**Collected data entries**
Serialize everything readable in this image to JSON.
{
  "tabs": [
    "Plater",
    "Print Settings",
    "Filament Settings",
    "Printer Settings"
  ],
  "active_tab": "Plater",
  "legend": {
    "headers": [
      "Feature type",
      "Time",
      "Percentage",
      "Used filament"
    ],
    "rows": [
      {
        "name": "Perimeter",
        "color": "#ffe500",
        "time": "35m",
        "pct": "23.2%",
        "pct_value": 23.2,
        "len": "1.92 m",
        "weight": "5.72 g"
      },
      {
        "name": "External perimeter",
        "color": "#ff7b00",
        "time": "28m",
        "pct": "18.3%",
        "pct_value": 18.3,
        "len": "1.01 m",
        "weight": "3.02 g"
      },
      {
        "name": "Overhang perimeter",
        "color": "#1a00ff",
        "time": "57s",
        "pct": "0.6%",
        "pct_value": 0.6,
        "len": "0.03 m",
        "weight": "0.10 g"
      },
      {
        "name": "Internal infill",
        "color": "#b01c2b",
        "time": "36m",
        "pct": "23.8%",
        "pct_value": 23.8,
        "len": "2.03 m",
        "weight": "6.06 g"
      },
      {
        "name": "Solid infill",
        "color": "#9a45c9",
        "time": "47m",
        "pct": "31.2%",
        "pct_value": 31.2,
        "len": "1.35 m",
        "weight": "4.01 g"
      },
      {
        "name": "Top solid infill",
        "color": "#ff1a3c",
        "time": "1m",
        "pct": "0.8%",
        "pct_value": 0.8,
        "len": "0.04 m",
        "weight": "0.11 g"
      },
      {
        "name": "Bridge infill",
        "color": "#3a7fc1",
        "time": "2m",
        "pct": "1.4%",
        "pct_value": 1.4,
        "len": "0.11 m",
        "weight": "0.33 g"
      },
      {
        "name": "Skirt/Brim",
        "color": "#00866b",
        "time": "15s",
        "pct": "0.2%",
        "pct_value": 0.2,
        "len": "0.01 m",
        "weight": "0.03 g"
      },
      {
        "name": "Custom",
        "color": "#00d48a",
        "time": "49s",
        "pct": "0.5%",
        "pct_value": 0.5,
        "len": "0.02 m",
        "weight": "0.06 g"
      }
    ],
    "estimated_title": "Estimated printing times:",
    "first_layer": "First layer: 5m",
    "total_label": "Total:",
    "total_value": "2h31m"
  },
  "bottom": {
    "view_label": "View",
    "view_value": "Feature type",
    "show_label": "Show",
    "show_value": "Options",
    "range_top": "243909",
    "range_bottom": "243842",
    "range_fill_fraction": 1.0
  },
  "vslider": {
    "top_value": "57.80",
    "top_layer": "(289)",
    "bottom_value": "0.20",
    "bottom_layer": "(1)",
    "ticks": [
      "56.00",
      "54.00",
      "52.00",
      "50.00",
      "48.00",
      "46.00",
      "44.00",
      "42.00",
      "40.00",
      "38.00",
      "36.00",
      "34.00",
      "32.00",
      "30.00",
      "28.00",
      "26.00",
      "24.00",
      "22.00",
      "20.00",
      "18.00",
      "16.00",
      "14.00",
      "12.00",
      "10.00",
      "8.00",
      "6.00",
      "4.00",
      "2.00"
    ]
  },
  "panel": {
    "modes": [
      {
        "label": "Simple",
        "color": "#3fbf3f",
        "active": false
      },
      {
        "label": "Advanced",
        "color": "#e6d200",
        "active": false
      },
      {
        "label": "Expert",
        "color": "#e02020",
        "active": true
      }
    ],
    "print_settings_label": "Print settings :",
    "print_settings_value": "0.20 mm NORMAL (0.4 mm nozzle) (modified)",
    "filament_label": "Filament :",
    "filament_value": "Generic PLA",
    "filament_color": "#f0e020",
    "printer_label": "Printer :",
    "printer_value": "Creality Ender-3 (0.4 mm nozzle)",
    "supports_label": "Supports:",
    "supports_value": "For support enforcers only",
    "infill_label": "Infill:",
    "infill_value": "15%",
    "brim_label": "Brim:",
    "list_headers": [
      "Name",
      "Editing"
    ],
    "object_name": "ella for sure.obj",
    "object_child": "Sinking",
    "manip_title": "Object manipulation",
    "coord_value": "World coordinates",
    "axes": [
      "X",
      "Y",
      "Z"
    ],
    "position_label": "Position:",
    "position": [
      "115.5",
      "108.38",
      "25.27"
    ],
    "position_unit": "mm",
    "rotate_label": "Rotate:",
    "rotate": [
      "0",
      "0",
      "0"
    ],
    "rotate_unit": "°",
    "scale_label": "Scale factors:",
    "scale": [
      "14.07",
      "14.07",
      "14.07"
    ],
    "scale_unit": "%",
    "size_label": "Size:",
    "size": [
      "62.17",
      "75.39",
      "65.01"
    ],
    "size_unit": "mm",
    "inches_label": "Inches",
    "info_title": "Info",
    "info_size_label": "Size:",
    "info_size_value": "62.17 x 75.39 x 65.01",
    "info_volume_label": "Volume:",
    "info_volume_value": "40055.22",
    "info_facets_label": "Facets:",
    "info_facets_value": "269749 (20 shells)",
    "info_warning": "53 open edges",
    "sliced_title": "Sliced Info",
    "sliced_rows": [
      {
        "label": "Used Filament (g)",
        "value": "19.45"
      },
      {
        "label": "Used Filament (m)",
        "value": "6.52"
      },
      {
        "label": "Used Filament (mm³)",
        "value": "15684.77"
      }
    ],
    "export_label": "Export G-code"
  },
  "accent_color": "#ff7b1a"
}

**Work to be completed**
Write out the full listing, keeping every line exactly as it is.

**Answer for this exercise**
Serialize everything readable in this image to JSON.
{
  "tabs": [
    "Plater",
    "Print Settings",
    "Filament Settings",
    "Printer Settings"
  ],
  "active_tab": "Plater",
  "legend": {
    "headers": [
      "Feature type",
      "Time",
      "Percentage",
      "Used filament"
    ],
    "rows": [
      {
        "name": "Perimeter",
        "color": "#ffe500",
        "time": "35m",
        "pct": "23.2%",
        "pct_value": 23.2,
        "len": "1.92 m",
        "weight": "5.72 g"
      },
      {
        "name": "External perimeter",
        "color": "#ff7b00",
        "time": "28m",
        "pct": "18.3%",
        "pct_value": 18.3,
        "len": "1.01 m",
        "weight": "3.02 g"
      },
      {
        "name": "Overhang perimeter",
        "color": "#1a00ff",
        "time": "57s",
        "pct": "0.6%",
        "pct_value": 0.6,
        "len": "0.03 m",
        "weight": "0.10 g"
      },
      {
        "name": "Internal infill",
        "color": "#b01c2b",
        "time": "36m",
        "pct": "23.8%",
        "pct_value": 23.8,
        "len": "2.03 m",
        "weight": "6.06 g"
      },
      {
        "name": "Solid infill",
        "color": "#9a45c9",
        "time": "47m",
        "pct": "31.2%",
        "pct_value": 31.2,
        "len": "1.35 m",
        "weight": "4.01 g"
      },
      {
        "name": "Top solid infill",
        "color": "#ff1a3c",
        "time": "1m",
        "pct": "0.8%",
        "pct_value": 0.8,
        "len": "0.04 m",
        "weight": "0.11 g"
      },
      {
        "name": "Bridge infill",
        "color": "#3a7fc1",
        "time": "2m",
        "pct": "1.4%",
        "pct_value": 1.4,
        "len": "0.11 m",
        "weight": "0.33 g"
      },
      {
        "name": "Skirt/Brim",
        "color": "#00866b",
        "time": "15s",
        "pct": "0.2%",
        "pct_value": 0.2,
        "len": "0.01 m",
        "weight": "0.03 g"
      },
      {
        "name": "Custom",
        "color": "#00d48a",
        "time": "49s",
        "pct": "0.5%",
        "pct_value": 0.5,
        "len": "0.02 m",
        "weight": "0.06 g"
      }
    ],
    "estimated_title": "Estimated printing times:",
    "first_layer": "First layer: 5m",
    "total_label": "Total:",
    "total_value": "2h31m"
  },
  "bottom": {
    "view_label": "View",
    "view_value": "Feature type",
    "show_label": "Show",
    "show_value": "Options",
    "range_top": "243909",
    "range_bottom": "243842",
    "range_fill_fraction": 1.0
  },
  "vslider": {
    "top_value": "57.80",
    "top_layer": "(289)",
    "bottom_value": "0.20",
    "bottom_layer": "(1)",
    "ticks": [
      "56.00",
      "54.00",
      "52.00",
      "50.00",
      "48.00",
      "46.00",
      "44.00",
      "42.00",
      "40.00",
      "38.00",
      "36.00",
      "34.00",
      "32.00",
      "30.00",
      "28.00",
      "26.00",
      "24.00",
      "22.00",
      "20.00",
      "18.00",
      "16.00",
      "14.00",
      "12.00",
      "10.00",
      "8.00",
      "6.00",
      "4.00",
      "2.00"
    ]
  },
  "panel": {
    "modes": [
      {
        "label": "Simple",
        "color": "#3fbf3f",
        "active": false
      },
      {
        "label": "Advanced",
        "color": "#e6d200",
        "active": false
      },
      {
        "label": "Expert",
        "color": "#e02020",
        "active": true
      }
    ],
    "print_settings_label": "Print settings :",
    "print_settings_value": "0.20 mm NORMAL (0.4 mm nozzle) (modified)",
    "filament_label": "Filament :",
    "filament_value": "Generic PLA",
    "filament_color": "#f0e020",
    "printer_label": "Printer :",
    "printer_value": "Creality Ender-3 (0.4 mm nozzle)",
    "supports_label": "Supports:",
    "supports_value": "For support enforcers only",
    "infill_label": "Infill:",
    "infill_value": "15%",
    "brim_label": "Brim:",
    "list_headers": [
      "Name",
      "Editing"
    ],
    "object_name": "ella for sure.obj",
    "object_child": "Sinking",
    "manip_title": "Object manipulation",
    "coord_value": "World coordinates",
    "axes": [
      "X",
      "Y",
      "Z"
    ],
    "position_label": "Position:",
    "position": [
      "115.5",
      "108.38",
      "25.27"
    ],
    "position_unit": "mm",
    "rotate_label": "Rotate:",
    "rotate": [
      "0",
      "0",
      "0"
    ],
    "rotate_unit": "°",
    "scale_label": "Scale factors:",
    "scale": [
      "14.07",
      "14.07",
      "14.07"
    ],
    "scale_unit": "%",
    "size_label": "Size:",
    "size": [
      "62.17",
      "75.39",
      "65.01"
    ],
    "size_unit": "mm",
    "inches_label": "Inches",
    "info_title": "Info",
    "info_size_label": "Size:",
    "info_size_value": "62.17 x 75.39 x 65.01",
    "info_volume_label": "Volume:",
    "info_volume_value": "40055.22",
    "info_facets_label": "Facets:",
    "info_facets_value": "269749 (20 shells)",
    "info_warning": "53 open edges",
    "sliced_title": "Sliced Info",
    "sliced_rows": [
      {
        "label": "Used Filament (g)",
        "value": "19.45"
      },
      {
        "label": "Used Filament (m)",
        "value": "6.52"
      },
      {
        "label": "Used Filament (mm³)",
        "value": "15684.77"
      }
    ],
    "export_label": "Export G-code"
  },
  "accent_color": "#ff7b1a"
}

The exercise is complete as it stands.